◆ Exercise goal: List each line of the data that holds the word "展示作品".

— START OF Input —

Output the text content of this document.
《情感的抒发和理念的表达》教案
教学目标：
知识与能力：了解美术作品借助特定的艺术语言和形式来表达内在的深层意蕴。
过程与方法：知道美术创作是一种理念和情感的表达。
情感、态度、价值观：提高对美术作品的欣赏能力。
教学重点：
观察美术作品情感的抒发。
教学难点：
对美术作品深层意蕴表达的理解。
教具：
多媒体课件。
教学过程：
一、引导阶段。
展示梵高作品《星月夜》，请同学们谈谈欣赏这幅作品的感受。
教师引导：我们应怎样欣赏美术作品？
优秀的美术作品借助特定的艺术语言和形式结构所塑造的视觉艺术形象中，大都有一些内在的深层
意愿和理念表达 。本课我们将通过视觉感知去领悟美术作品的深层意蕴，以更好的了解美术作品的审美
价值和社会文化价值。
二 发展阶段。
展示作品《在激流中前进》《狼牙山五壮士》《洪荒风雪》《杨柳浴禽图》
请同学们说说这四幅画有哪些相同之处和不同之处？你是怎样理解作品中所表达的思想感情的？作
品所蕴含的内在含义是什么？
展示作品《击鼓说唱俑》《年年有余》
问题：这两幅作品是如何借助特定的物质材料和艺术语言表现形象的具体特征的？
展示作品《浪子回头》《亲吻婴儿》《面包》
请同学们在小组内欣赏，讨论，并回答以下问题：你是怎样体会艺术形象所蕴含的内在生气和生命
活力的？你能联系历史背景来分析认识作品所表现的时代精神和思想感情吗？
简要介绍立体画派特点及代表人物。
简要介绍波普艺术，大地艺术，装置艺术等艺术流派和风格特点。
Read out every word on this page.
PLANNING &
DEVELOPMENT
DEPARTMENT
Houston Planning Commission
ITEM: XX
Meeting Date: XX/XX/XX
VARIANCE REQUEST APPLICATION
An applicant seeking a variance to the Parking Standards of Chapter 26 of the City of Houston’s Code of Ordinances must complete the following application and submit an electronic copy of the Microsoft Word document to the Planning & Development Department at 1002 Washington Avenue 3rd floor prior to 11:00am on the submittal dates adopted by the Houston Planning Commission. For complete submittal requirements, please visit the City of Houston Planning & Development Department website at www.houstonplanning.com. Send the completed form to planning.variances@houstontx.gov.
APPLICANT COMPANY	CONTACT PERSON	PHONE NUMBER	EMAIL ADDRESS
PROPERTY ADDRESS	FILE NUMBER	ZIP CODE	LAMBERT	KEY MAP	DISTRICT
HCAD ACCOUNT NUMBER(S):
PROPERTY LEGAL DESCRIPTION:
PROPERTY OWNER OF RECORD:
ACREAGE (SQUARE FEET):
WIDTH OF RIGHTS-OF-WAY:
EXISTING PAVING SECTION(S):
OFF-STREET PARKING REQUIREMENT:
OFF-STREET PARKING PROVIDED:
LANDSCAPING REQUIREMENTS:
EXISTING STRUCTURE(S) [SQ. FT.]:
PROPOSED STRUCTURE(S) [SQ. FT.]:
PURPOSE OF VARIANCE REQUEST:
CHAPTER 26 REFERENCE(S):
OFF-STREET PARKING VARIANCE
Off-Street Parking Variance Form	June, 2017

— END OF Input —

◆ Response to the task:
展示作品《在激流中前进》《狼牙山五壮士》《洪荒风雪》《杨柳浴禽图》
展示作品《击鼓说唱俑》《年年有余》
展示作品《浪子回头》《亲吻婴儿》《面包》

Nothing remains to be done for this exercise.